## [INPUT DATA]
• • •

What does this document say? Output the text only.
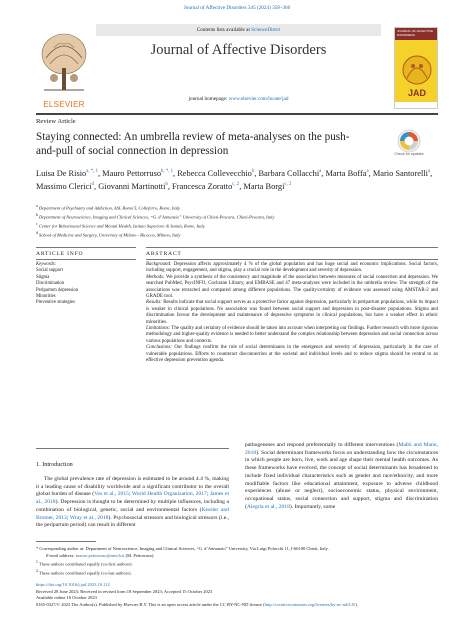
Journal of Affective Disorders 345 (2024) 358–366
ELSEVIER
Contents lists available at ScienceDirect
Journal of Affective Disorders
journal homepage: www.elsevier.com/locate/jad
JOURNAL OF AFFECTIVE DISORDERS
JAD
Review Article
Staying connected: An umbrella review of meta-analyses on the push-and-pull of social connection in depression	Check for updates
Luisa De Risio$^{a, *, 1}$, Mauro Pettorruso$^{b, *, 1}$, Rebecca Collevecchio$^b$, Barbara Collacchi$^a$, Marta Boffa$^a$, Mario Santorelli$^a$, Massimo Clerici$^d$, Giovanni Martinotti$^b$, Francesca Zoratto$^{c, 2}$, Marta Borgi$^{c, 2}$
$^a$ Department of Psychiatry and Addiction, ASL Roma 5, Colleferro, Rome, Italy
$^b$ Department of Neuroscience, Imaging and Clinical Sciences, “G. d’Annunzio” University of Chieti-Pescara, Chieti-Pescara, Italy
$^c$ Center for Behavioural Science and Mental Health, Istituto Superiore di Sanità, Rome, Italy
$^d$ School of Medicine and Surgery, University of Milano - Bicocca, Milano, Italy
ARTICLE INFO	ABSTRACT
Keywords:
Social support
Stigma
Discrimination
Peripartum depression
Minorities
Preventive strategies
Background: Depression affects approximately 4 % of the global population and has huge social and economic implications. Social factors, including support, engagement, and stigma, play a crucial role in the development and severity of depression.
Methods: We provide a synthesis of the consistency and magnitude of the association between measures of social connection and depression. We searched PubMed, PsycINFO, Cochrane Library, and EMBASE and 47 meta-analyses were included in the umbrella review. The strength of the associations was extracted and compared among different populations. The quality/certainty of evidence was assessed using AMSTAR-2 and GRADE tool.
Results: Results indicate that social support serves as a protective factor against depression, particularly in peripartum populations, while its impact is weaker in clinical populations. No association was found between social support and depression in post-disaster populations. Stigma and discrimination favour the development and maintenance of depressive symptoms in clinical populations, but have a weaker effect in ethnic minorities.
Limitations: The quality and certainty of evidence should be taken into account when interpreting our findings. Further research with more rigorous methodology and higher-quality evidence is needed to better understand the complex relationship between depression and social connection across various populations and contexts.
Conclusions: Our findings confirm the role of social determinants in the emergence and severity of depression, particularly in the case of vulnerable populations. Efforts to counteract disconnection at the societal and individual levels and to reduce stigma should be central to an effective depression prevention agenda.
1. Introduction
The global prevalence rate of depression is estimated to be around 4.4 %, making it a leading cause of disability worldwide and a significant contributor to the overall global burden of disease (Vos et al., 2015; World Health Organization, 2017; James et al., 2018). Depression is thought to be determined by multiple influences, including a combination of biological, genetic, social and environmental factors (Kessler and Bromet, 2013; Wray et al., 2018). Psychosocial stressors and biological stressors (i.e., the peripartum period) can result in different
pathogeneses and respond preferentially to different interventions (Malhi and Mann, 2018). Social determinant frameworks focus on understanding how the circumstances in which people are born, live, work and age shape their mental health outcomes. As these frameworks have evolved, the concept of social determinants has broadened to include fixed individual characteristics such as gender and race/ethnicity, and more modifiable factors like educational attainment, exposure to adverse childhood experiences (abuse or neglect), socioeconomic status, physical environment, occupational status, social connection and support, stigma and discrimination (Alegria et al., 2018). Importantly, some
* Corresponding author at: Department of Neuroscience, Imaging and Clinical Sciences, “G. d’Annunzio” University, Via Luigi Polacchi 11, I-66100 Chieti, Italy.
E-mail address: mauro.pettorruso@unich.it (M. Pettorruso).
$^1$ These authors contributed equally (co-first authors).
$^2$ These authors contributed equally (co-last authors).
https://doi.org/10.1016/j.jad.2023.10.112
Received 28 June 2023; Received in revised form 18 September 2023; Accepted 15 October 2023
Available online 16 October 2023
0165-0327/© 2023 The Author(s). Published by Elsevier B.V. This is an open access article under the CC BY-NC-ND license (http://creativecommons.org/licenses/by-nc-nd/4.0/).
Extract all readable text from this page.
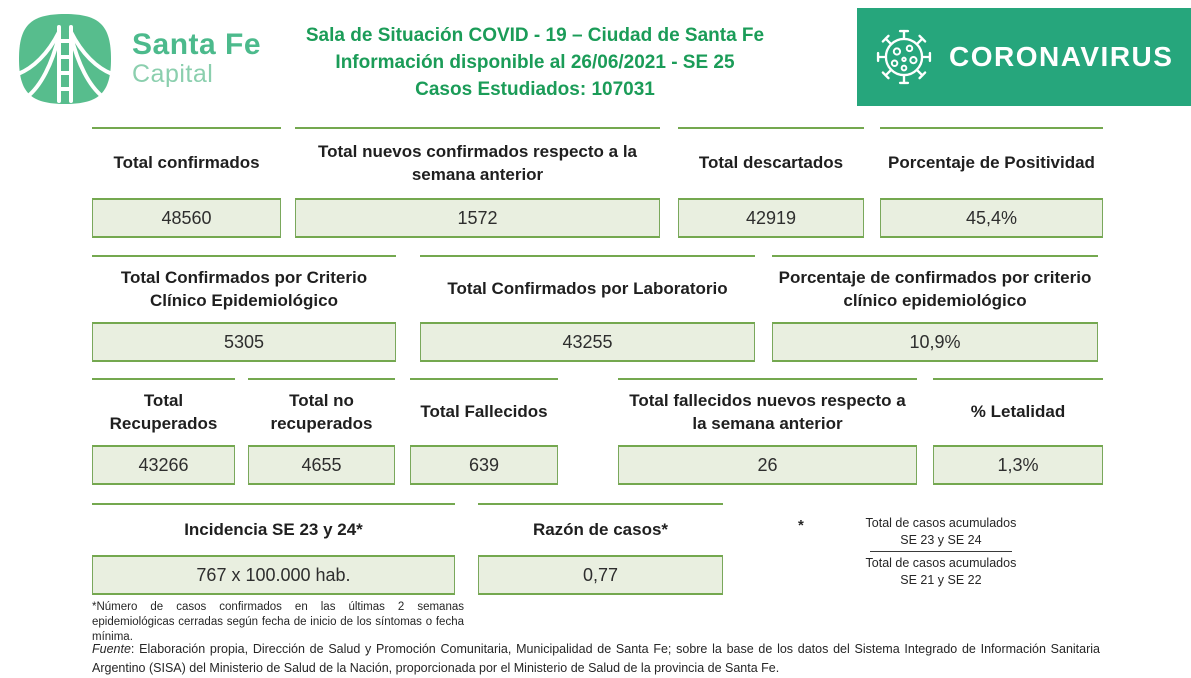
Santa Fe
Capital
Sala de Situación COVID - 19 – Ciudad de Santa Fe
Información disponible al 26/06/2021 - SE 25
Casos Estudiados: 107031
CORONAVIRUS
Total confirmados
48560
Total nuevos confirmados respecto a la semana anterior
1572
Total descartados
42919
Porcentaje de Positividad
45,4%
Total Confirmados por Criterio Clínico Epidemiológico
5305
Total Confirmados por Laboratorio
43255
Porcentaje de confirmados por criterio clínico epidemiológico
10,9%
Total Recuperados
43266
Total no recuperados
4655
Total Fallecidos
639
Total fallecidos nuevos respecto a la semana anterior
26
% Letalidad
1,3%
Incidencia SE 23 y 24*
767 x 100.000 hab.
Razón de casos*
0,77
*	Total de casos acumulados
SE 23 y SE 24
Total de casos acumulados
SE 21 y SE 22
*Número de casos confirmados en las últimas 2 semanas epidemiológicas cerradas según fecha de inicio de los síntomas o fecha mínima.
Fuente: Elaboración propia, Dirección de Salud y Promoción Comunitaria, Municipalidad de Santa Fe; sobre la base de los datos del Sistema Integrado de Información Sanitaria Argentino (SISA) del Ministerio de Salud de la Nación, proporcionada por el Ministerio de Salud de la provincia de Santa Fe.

• • •

## [WHAT THE TASK ASKS]
Verbatim copy, images excluded: transcribe all the entries above.

## [ANSWER TO THE EXERCISE]
What does this document say? Output the text only.
Journal of Affective Disorders 345 (2024) 358–366
ELSEVIER
Contents lists available at ScienceDirect
Journal of Affective Disorders
journal homepage: www.elsevier.com/locate/jad
JOURNAL OF AFFECTIVE DISORDERS
JAD
Review Article
Staying connected: An umbrella review of meta-analyses on the push-and-pull of social connection in depression	Check for updates
Luisa De Risio$^{a, *, 1}$, Mauro Pettorruso$^{b, *, 1}$, Rebecca Collevecchio$^b$, Barbara Collacchi$^a$, Marta Boffa$^a$, Mario Santorelli$^a$, Massimo Clerici$^d$, Giovanni Martinotti$^b$, Francesca Zoratto$^{c, 2}$, Marta Borgi$^{c, 2}$
$^a$ Department of Psychiatry and Addiction, ASL Roma 5, Colleferro, Rome, Italy
$^b$ Department of Neuroscience, Imaging and Clinical Sciences, “G. d’Annunzio” University of Chieti-Pescara, Chieti-Pescara, Italy
$^c$ Center for Behavioural Science and Mental Health, Istituto Superiore di Sanità, Rome, Italy
$^d$ School of Medicine and Surgery, University of Milano - Bicocca, Milano, Italy
ARTICLE INFO	ABSTRACT
Keywords:
Social support
Stigma
Discrimination
Peripartum depression
Minorities
Preventive strategies
Background: Depression affects approximately 4 % of the global population and has huge social and economic implications. Social factors, including support, engagement, and stigma, play a crucial role in the development and severity of depression.
Methods: We provide a synthesis of the consistency and magnitude of the association between measures of social connection and depression. We searched PubMed, PsycINFO, Cochrane Library, and EMBASE and 47 meta-analyses were included in the umbrella review. The strength of the associations was extracted and compared among different populations. The quality/certainty of evidence was assessed using AMSTAR-2 and GRADE tool.
Results: Results indicate that social support serves as a protective factor against depression, particularly in peripartum populations, while its impact is weaker in clinical populations. No association was found between social support and depression in post-disaster populations. Stigma and discrimination favour the development and maintenance of depressive symptoms in clinical populations, but have a weaker effect in ethnic minorities.
Limitations: The quality and certainty of evidence should be taken into account when interpreting our findings. Further research with more rigorous methodology and higher-quality evidence is needed to better understand the complex relationship between depression and social connection across various populations and contexts.
Conclusions: Our findings confirm the role of social determinants in the emergence and severity of depression, particularly in the case of vulnerable populations. Efforts to counteract disconnection at the societal and individual levels and to reduce stigma should be central to an effective depression prevention agenda.
1. Introduction
The global prevalence rate of depression is estimated to be around 4.4 %, making it a leading cause of disability worldwide and a significant contributor to the overall global burden of disease (Vos et al., 2015; World Health Organization, 2017; James et al., 2018). Depression is thought to be determined by multiple influences, including a combination of biological, genetic, social and environmental factors (Kessler and Bromet, 2013; Wray et al., 2018). Psychosocial stressors and biological stressors (i.e., the peripartum period) can result in different
pathogeneses and respond preferentially to different interventions (Malhi and Mann, 2018). Social determinant frameworks focus on understanding how the circumstances in which people are born, live, work and age shape their mental health outcomes. As these frameworks have evolved, the concept of social determinants has broadened to include fixed individual characteristics such as gender and race/ethnicity, and more modifiable factors like educational attainment, exposure to adverse childhood experiences (abuse or neglect), socioeconomic status, physical environment, occupational status, social connection and support, stigma and discrimination (Alegria et al., 2018). Importantly, some
* Corresponding author at: Department of Neuroscience, Imaging and Clinical Sciences, “G. d’Annunzio” University, Via Luigi Polacchi 11, I-66100 Chieti, Italy.
E-mail address: mauro.pettorruso@unich.it (M. Pettorruso).
$^1$ These authors contributed equally (co-first authors).
$^2$ These authors contributed equally (co-last authors).
https://doi.org/10.1016/j.jad.2023.10.112
Received 28 June 2023; Received in revised form 18 September 2023; Accepted 15 October 2023
Available online 16 October 2023
0165-0327/© 2023 The Author(s). Published by Elsevier B.V. This is an open access article under the CC BY-NC-ND license (http://creativecommons.org/licenses/by-nc-nd/4.0/).
Extract all readable text from this page.
Santa Fe
Capital
Sala de Situación COVID - 19 – Ciudad de Santa Fe
Información disponible al 26/06/2021 - SE 25
Casos Estudiados: 107031
CORONAVIRUS
Total confirmados
48560
Total nuevos confirmados respecto a la semana anterior
1572
Total descartados
42919
Porcentaje de Positividad
45,4%
Total Confirmados por Criterio Clínico Epidemiológico
5305
Total Confirmados por Laboratorio
43255
Porcentaje de confirmados por criterio clínico epidemiológico
10,9%
Total Recuperados
43266
Total no recuperados
4655
Total Fallecidos
639
Total fallecidos nuevos respecto a la semana anterior
26
% Letalidad
1,3%
Incidencia SE 23 y 24*
767 x 100.000 hab.
Razón de casos*
0,77
*	Total de casos acumulados
SE 23 y SE 24
Total de casos acumulados
SE 21 y SE 22
*Número de casos confirmados en las últimas 2 semanas epidemiológicas cerradas según fecha de inicio de los síntomas o fecha mínima.
Fuente: Elaboración propia, Dirección de Salud y Promoción Comunitaria, Municipalidad de Santa Fe; sobre la base de los datos del Sistema Integrado de Información Sanitaria Argentino (SISA) del Ministerio de Salud de la Nación, proporcionada por el Ministerio de Salud de la provincia de Santa Fe.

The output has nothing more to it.